:: LISTING ::
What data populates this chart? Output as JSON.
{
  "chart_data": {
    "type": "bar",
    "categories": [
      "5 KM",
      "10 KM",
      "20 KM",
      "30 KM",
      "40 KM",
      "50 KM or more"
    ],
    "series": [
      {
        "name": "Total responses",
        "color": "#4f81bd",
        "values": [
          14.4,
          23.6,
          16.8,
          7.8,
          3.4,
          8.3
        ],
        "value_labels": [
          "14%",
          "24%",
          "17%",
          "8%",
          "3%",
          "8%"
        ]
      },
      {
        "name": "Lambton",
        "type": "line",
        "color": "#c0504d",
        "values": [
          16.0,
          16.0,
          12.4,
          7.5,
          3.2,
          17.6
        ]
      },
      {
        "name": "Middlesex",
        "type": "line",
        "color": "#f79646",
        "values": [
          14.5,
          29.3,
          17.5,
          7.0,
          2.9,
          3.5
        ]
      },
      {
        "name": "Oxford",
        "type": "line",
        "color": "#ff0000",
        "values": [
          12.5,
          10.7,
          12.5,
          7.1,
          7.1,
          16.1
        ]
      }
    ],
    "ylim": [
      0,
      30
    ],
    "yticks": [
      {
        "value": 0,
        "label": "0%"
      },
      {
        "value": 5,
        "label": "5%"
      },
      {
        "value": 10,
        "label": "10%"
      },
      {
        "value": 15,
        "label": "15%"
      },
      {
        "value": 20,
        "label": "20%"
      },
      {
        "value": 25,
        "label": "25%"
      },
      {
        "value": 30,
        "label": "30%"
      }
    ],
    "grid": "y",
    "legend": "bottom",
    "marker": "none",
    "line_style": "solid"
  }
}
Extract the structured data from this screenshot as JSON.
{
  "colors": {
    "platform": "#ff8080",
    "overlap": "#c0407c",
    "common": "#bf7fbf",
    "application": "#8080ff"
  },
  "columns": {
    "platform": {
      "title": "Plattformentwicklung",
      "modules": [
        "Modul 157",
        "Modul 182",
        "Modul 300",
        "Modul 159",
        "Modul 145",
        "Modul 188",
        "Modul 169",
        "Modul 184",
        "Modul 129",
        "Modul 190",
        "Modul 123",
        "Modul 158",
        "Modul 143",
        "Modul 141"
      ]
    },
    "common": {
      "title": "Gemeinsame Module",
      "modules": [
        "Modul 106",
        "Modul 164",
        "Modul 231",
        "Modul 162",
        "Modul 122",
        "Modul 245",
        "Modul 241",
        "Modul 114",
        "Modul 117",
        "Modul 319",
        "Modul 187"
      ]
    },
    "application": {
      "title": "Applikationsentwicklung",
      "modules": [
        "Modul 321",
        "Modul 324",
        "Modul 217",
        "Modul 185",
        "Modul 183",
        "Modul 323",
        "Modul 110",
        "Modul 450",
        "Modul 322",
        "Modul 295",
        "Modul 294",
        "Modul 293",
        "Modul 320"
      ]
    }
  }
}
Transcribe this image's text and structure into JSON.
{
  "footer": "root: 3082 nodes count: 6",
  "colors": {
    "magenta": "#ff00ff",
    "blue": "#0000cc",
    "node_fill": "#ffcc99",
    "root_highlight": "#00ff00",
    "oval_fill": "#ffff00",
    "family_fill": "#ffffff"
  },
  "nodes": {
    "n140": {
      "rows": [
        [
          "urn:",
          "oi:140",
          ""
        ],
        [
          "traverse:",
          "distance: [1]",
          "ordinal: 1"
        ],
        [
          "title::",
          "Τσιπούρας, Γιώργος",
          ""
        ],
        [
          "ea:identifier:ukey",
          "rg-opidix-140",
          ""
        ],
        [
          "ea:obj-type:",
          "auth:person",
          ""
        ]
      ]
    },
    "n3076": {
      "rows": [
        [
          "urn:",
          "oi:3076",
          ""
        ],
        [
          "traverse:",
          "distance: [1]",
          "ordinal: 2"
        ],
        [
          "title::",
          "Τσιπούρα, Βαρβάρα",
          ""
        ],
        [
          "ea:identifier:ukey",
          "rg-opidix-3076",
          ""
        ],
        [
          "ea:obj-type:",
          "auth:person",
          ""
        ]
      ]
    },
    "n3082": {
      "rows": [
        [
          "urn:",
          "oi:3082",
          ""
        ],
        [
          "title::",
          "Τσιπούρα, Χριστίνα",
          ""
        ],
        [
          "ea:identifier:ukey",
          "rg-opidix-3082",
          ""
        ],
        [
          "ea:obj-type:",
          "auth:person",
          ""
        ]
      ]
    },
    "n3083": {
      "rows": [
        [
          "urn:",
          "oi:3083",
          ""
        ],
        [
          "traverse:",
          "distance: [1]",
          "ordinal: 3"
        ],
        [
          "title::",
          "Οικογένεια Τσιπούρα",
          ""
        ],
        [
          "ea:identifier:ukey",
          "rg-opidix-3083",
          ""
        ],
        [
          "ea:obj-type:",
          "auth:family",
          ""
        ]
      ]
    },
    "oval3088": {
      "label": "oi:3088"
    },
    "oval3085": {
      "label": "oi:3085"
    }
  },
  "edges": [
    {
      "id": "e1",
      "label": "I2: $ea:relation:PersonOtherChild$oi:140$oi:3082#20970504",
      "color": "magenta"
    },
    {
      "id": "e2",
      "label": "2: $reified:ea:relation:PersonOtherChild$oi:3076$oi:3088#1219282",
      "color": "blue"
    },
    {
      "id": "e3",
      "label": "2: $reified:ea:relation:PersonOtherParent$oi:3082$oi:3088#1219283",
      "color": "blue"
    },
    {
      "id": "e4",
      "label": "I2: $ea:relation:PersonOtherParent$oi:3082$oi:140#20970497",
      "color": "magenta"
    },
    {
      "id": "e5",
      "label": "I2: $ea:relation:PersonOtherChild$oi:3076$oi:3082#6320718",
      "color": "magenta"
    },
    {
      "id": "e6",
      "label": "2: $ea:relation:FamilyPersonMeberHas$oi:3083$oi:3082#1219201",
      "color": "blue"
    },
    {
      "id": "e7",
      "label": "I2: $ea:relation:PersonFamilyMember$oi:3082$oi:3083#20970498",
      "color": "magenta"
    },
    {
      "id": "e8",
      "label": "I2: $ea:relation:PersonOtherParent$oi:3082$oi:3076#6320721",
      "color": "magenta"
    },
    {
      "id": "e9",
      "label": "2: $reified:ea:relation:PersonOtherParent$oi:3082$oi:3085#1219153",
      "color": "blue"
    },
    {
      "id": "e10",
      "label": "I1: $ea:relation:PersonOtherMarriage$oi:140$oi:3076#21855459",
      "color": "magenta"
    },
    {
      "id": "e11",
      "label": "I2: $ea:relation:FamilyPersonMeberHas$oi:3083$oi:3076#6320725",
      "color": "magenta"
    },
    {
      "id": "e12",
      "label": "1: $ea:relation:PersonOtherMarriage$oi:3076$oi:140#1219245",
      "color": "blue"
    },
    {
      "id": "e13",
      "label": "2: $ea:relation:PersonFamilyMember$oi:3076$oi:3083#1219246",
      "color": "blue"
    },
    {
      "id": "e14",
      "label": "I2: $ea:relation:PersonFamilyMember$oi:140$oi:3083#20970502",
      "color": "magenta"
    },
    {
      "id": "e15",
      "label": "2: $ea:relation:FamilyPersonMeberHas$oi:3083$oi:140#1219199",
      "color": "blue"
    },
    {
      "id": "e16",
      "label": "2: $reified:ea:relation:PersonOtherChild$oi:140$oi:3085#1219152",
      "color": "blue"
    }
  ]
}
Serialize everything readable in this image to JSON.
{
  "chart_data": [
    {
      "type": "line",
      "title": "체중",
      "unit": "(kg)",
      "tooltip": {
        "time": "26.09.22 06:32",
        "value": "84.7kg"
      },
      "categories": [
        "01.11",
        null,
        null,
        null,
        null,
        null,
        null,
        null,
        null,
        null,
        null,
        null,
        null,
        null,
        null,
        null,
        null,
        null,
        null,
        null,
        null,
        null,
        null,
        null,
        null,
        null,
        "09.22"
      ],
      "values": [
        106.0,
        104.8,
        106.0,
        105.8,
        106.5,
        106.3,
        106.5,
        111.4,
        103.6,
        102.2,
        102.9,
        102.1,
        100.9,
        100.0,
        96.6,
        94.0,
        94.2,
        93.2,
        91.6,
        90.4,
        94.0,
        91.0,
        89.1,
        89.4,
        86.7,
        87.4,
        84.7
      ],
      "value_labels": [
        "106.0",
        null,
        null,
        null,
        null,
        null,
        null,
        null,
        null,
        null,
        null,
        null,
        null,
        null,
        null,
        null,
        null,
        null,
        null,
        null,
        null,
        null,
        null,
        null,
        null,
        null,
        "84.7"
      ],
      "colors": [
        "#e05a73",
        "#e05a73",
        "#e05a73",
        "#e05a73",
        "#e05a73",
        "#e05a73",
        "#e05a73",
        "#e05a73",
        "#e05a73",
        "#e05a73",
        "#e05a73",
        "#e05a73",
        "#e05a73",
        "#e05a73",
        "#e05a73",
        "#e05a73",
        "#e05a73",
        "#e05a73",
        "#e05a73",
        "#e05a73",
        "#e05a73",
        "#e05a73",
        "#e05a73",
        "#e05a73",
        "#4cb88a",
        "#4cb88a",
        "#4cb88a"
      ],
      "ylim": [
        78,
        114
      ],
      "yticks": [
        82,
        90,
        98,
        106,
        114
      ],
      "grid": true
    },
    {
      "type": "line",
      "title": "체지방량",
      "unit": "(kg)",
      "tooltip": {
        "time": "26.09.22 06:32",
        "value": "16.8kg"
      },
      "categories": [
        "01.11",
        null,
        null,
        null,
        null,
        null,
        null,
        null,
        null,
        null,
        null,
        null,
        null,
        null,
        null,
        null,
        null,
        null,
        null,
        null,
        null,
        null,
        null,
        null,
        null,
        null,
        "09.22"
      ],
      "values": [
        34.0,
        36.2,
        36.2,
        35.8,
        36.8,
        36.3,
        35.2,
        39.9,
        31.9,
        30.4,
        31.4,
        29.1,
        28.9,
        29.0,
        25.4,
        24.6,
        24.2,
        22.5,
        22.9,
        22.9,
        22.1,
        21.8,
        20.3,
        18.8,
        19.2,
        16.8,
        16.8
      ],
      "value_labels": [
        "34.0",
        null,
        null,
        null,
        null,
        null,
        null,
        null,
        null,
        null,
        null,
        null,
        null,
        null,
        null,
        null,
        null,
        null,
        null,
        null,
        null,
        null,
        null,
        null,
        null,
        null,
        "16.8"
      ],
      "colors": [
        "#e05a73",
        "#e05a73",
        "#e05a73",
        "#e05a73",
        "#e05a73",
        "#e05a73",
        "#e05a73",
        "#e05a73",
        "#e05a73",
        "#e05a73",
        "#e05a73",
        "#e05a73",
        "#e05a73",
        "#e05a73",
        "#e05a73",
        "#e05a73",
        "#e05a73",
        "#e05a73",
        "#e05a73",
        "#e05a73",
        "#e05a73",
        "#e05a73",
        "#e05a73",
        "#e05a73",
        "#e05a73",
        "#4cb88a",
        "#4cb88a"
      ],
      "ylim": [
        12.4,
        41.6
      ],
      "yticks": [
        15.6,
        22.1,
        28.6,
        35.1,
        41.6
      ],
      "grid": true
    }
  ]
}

:: WHAT IS BEING ASKED ::
Find the lines above holding the word "PersonOtherParent" and show them.

:: SOLUTION ::
      "label": "2: $reified:ea:relation:PersonOtherParent$oi:3082$oi:3088#1219283",
      "label": "I2: $ea:relation:PersonOtherParent$oi:3082$oi:140#20970497",
      "label": "I2: $ea:relation:PersonOtherParent$oi:3082$oi:3076#6320721",
      "label": "2: $reified:ea:relation:PersonOtherParent$oi:3082$oi:3085#1219153",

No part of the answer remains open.